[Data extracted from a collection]
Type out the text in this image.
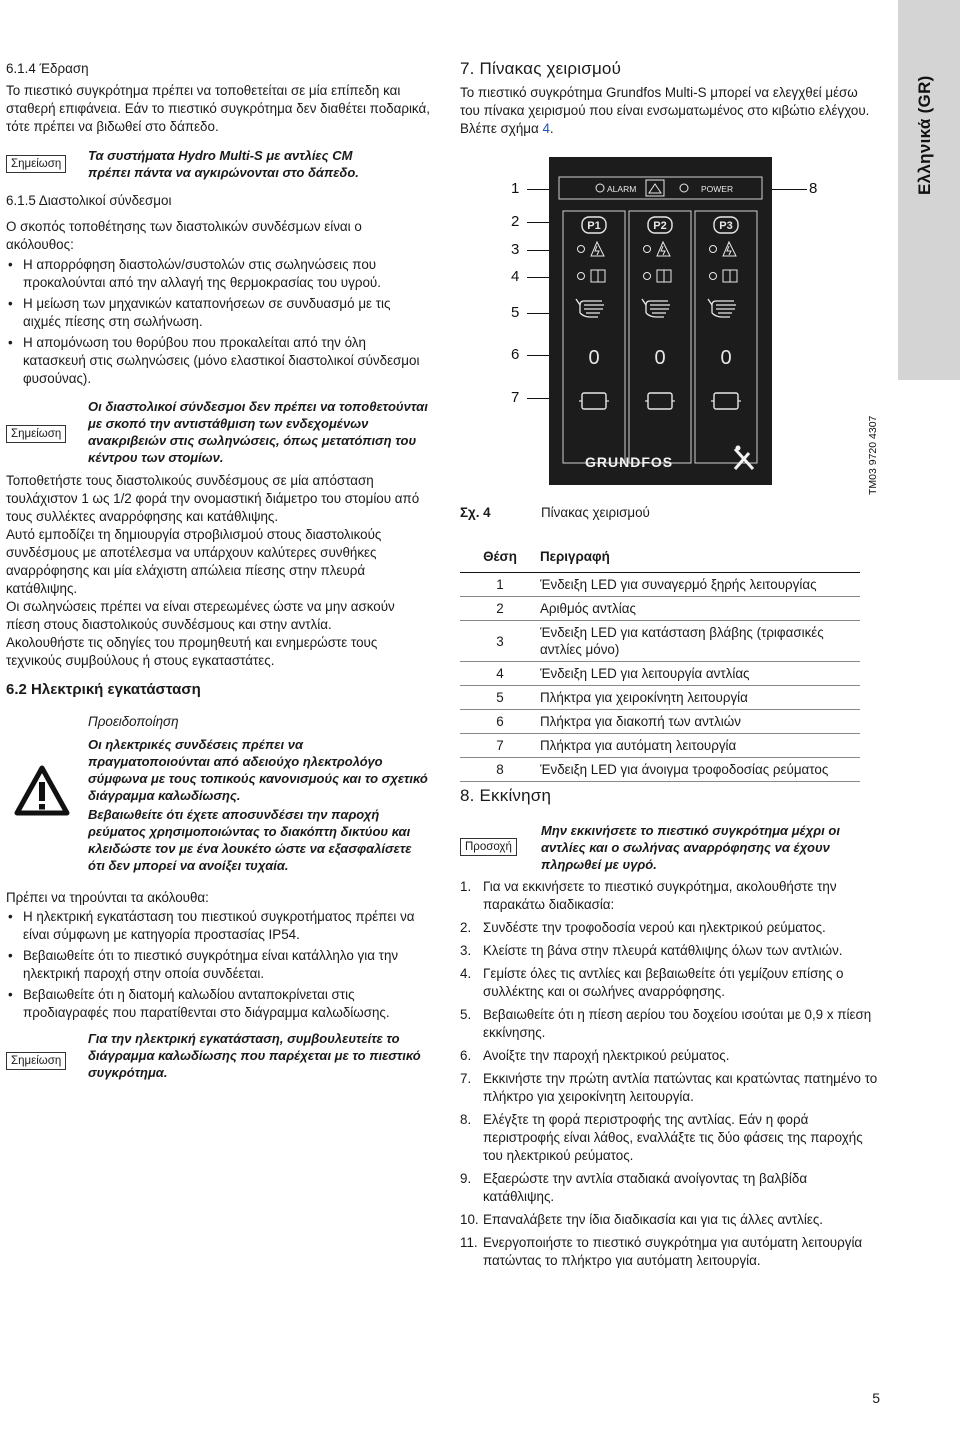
6.1.4 Έδραση

Το πιεστικό συγκρότημα πρέπει να τοποθετείται σε μία επίπεδη και σταθερή επιφάνεια. Εάν το πιεστικό συγκρότημα δεν διαθέτει ποδαρικά, τότε πρέπει να βιδωθεί στο δάπεδο.

Σημείωση

Τα συστήματα Hydro Multi-S με αντλίες CM πρέπει πάντα να αγκιρώνονται στο δάπεδο.

6.1.5 Διαστολικοί σύνδεσμοι

Ο σκοπός τοποθέτησης των διαστολικών συνδέσμων είναι ο ακόλουθος:

• Η απορρόφηση διαστολών/συστολών στις σωληνώσεις που προκαλούνται από την αλλαγή της θερμοκρασίας του υγρού.
• Η μείωση των μηχανικών καταπονήσεων σε συνδυασμό με τις αιχμές πίεσης στη σωλήνωση.
• Η απομόνωση του θορύβου που προκαλείται από την όλη κατασκευή στις σωληνώσεις (μόνο ελαστικοί διαστολικοί σύνδεσμοι φυσούνας).
Σημείωση

Οι διαστολικοί σύνδεσμοι δεν πρέπει να τοποθετούνται με σκοπό την αντιστάθμιση των ενδεχομένων ανακριβειών στις σωληνώσεις, όπως μετατόπιση του κέντρου των στομίων.

Τοποθετήστε τους διαστολικούς συνδέσμους σε μία απόσταση τουλάχιστον 1 ως 1/2 φορά την ονομαστική διάμετρο του στομίου από τους συλλέκτες αναρρόφησης και κατάθλιψης.

Αυτό εμποδίζει τη δημιουργία στροβιλισμού στους διαστολικούς συνδέσμους με αποτέλεσμα να υπάρχουν καλύτερες συνθήκες αναρρόφησης και μία ελάχιστη απώλεια πίεσης στην πλευρά κατάθλιψης.

Οι σωληνώσεις πρέπει να είναι στερεωμένες ώστε να μην ασκούν πίεση στους διαστολικούς συνδέσμους και στην αντλία.

Ακολουθήστε τις οδηγίες του προμηθευτή και ενημερώστε τους τεχνικούς συμβούλους ή στους εγκαταστάτες.

6.2 Ηλεκτρική εγκατάσταση

Προειδοποίηση

Οι ηλεκτρικές συνδέσεις πρέπει να πραγματοποιούνται από αδειούχο ηλεκτρολόγο σύμφωνα με τους τοπικούς κανονισμούς και το σχετικό διάγραμμα καλωδίωσης.

Βεβαιωθείτε ότι έχετε αποσυνδέσει την παροχή ρεύματος χρησιμοποιώντας το διακόπτη δικτύου και κλειδώστε τον με ένα λουκέτο ώστε να εξασφαλίσετε ότι δεν μπορεί να ανοίξει τυχαία.

Πρέπει να τηρούνται τα ακόλουθα:

• Η ηλεκτρική εγκατάσταση του πιεστικού συγκροτήματος πρέπει να είναι σύμφωνη με κατηγορία προστασίας IP54.
• Βεβαιωθείτε ότι το πιεστικό συγκρότημα είναι κατάλληλο για την ηλεκτρική παροχή στην οποία συνδέεται.
• Βεβαιωθείτε ότι η διατομή καλωδίου ανταποκρίνεται στις προδιαγραφές που παρατίθενται στο διάγραμμα καλωδίωσης.
Σημείωση

Για την ηλεκτρική εγκατάσταση, συμβουλευτείτε το διάγραμμα καλωδίωσης που παρέχεται με το πιεστικό συγκρότημα.

7. Πίνακας χειρισμού

Το πιεστικό συγκρότημα Grundfos Multi-S μπορεί να ελεγχθεί μέσω του πίνακα χειρισμού που είναι ενσωματωμένος στο κιβώτιο ελέγχου. Βλέπε σχήμα 4.

1
2
3
4
5
6
7
8
ALARM	POWER
P1
0
P2
0
P3
0
GRUNDFOS	TM03 9720 4307

Σχ. 4	Πίνακας χειρισμού

Θέση	Περιγραφή
1	Ένδειξη LED για συναγερμό ξηρής λειτουργίας
2	Αριθμός αντλίας
3	Ένδειξη LED για κατάσταση βλάβης (τριφασικές αντλίες μόνο)
4	Ένδειξη LED για λειτουργία αντλίας
5	Πλήκτρα για χειροκίνητη λειτουργία
6	Πλήκτρα για διακοπή των αντλιών
7	Πλήκτρα για αυτόματη λειτουργία
8	Ένδειξη LED για άνοιγμα τροφοδοσίας ρεύματος

8. Εκκίνηση

Προσοχή

Μην εκκινήσετε το πιεστικό συγκρότημα μέχρι οι αντλίες και ο σωλήνας αναρρόφησης να έχουν πληρωθεί με υγρό.

1. Για να εκκινήσετε το πιεστικό συγκρότημα, ακολουθήστε την παρακάτω διαδικασία:
2. Συνδέστε την τροφοδοσία νερού και ηλεκτρικού ρεύματος.
3. Κλείστε τη βάνα στην πλευρά κατάθλιψης όλων των αντλιών.
4. Γεμίστε όλες τις αντλίες και βεβαιωθείτε ότι γεμίζουν επίσης ο συλλέκτης και οι σωλήνες αναρρόφησης.
5. Βεβαιωθείτε ότι η πίεση αερίου του δοχείου ισούται με 0,9 x πίεση εκκίνησης.
6. Ανοίξτε την παροχή ηλεκτρικού ρεύματος.
7. Εκκινήστε την πρώτη αντλία πατώντας και κρατώντας πατημένο το πλήκτρο για χειροκίνητη λειτουργία.
8. Ελέγξτε τη φορά περιστροφής της αντλίας. Εάν η φορά περιστροφής είναι λάθος, εναλλάξτε τις δύο φάσεις της παροχής του ηλεκτρικού ρεύματος.
9. Εξαερώστε την αντλία σταδιακά ανοίγοντας τη βαλβίδα κατάθλιψης.
10. Επαναλάβετε την ίδια διαδικασία και για τις άλλες αντλίες.
11. Ενεργοποιήστε το πιεστικό συγκρότημα για αυτόματη λειτουργία πατώντας το πλήκτρο για αυτόματη λειτουργία.
Ελληνικά (GR)
5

PROBLEM TO SOLVE: Each line of the data is to be duplicated exactly; pictures stay out of the copy.

TASK SOLUTION:
Type out the text in this image.
6.1.4 Έδραση

Το πιεστικό συγκρότημα πρέπει να τοποθετείται σε μία επίπεδη και σταθερή επιφάνεια. Εάν το πιεστικό συγκρότημα δεν διαθέτει ποδαρικά, τότε πρέπει να βιδωθεί στο δάπεδο.

Σημείωση

Τα συστήματα Hydro Multi-S με αντλίες CM πρέπει πάντα να αγκιρώνονται στο δάπεδο.

6.1.5 Διαστολικοί σύνδεσμοι

Ο σκοπός τοποθέτησης των διαστολικών συνδέσμων είναι ο ακόλουθος:

• Η απορρόφηση διαστολών/συστολών στις σωληνώσεις που προκαλούνται από την αλλαγή της θερμοκρασίας του υγρού.
• Η μείωση των μηχανικών καταπονήσεων σε συνδυασμό με τις αιχμές πίεσης στη σωλήνωση.
• Η απομόνωση του θορύβου που προκαλείται από την όλη κατασκευή στις σωληνώσεις (μόνο ελαστικοί διαστολικοί σύνδεσμοι φυσούνας).
Σημείωση

Οι διαστολικοί σύνδεσμοι δεν πρέπει να τοποθετούνται με σκοπό την αντιστάθμιση των ενδεχομένων ανακριβειών στις σωληνώσεις, όπως μετατόπιση του κέντρου των στομίων.

Τοποθετήστε τους διαστολικούς συνδέσμους σε μία απόσταση τουλάχιστον 1 ως 1/2 φορά την ονομαστική διάμετρο του στομίου από τους συλλέκτες αναρρόφησης και κατάθλιψης.

Αυτό εμποδίζει τη δημιουργία στροβιλισμού στους διαστολικούς συνδέσμους με αποτέλεσμα να υπάρχουν καλύτερες συνθήκες αναρρόφησης και μία ελάχιστη απώλεια πίεσης στην πλευρά κατάθλιψης.

Οι σωληνώσεις πρέπει να είναι στερεωμένες ώστε να μην ασκούν πίεση στους διαστολικούς συνδέσμους και στην αντλία.

Ακολουθήστε τις οδηγίες του προμηθευτή και ενημερώστε τους τεχνικούς συμβούλους ή στους εγκαταστάτες.

6.2 Ηλεκτρική εγκατάσταση

Προειδοποίηση

Οι ηλεκτρικές συνδέσεις πρέπει να πραγματοποιούνται από αδειούχο ηλεκτρολόγο σύμφωνα με τους τοπικούς κανονισμούς και το σχετικό διάγραμμα καλωδίωσης.

Βεβαιωθείτε ότι έχετε αποσυνδέσει την παροχή ρεύματος χρησιμοποιώντας το διακόπτη δικτύου και κλειδώστε τον με ένα λουκέτο ώστε να εξασφαλίσετε ότι δεν μπορεί να ανοίξει τυχαία.

Πρέπει να τηρούνται τα ακόλουθα:

• Η ηλεκτρική εγκατάσταση του πιεστικού συγκροτήματος πρέπει να είναι σύμφωνη με κατηγορία προστασίας IP54.
• Βεβαιωθείτε ότι το πιεστικό συγκρότημα είναι κατάλληλο για την ηλεκτρική παροχή στην οποία συνδέεται.
• Βεβαιωθείτε ότι η διατομή καλωδίου ανταποκρίνεται στις προδιαγραφές που παρατίθενται στο διάγραμμα καλωδίωσης.
Σημείωση

Για την ηλεκτρική εγκατάσταση, συμβουλευτείτε το διάγραμμα καλωδίωσης που παρέχεται με το πιεστικό συγκρότημα.

7. Πίνακας χειρισμού

Το πιεστικό συγκρότημα Grundfos Multi-S μπορεί να ελεγχθεί μέσω του πίνακα χειρισμού που είναι ενσωματωμένος στο κιβώτιο ελέγχου. Βλέπε σχήμα 4.

1
2
3
4
5
6
7
8
ALARM	POWER
P1
0
P2
0
P3
0
GRUNDFOS	TM03 9720 4307

Σχ. 4	Πίνακας χειρισμού

Θέση	Περιγραφή
1	Ένδειξη LED για συναγερμό ξηρής λειτουργίας
2	Αριθμός αντλίας
3	Ένδειξη LED για κατάσταση βλάβης (τριφασικές αντλίες μόνο)
4	Ένδειξη LED για λειτουργία αντλίας
5	Πλήκτρα για χειροκίνητη λειτουργία
6	Πλήκτρα για διακοπή των αντλιών
7	Πλήκτρα για αυτόματη λειτουργία
8	Ένδειξη LED για άνοιγμα τροφοδοσίας ρεύματος

8. Εκκίνηση

Προσοχή

Μην εκκινήσετε το πιεστικό συγκρότημα μέχρι οι αντλίες και ο σωλήνας αναρρόφησης να έχουν πληρωθεί με υγρό.

1. Για να εκκινήσετε το πιεστικό συγκρότημα, ακολουθήστε την παρακάτω διαδικασία:
2. Συνδέστε την τροφοδοσία νερού και ηλεκτρικού ρεύματος.
3. Κλείστε τη βάνα στην πλευρά κατάθλιψης όλων των αντλιών.
4. Γεμίστε όλες τις αντλίες και βεβαιωθείτε ότι γεμίζουν επίσης ο συλλέκτης και οι σωλήνες αναρρόφησης.
5. Βεβαιωθείτε ότι η πίεση αερίου του δοχείου ισούται με 0,9 x πίεση εκκίνησης.
6. Ανοίξτε την παροχή ηλεκτρικού ρεύματος.
7. Εκκινήστε την πρώτη αντλία πατώντας και κρατώντας πατημένο το πλήκτρο για χειροκίνητη λειτουργία.
8. Ελέγξτε τη φορά περιστροφής της αντλίας. Εάν η φορά περιστροφής είναι λάθος, εναλλάξτε τις δύο φάσεις της παροχής του ηλεκτρικού ρεύματος.
9. Εξαερώστε την αντλία σταδιακά ανοίγοντας τη βαλβίδα κατάθλιψης.
10. Επαναλάβετε την ίδια διαδικασία και για τις άλλες αντλίες.
11. Ενεργοποιήστε το πιεστικό συγκρότημα για αυτόματη λειτουργία πατώντας το πλήκτρο για αυτόματη λειτουργία.
Ελληνικά (GR)
5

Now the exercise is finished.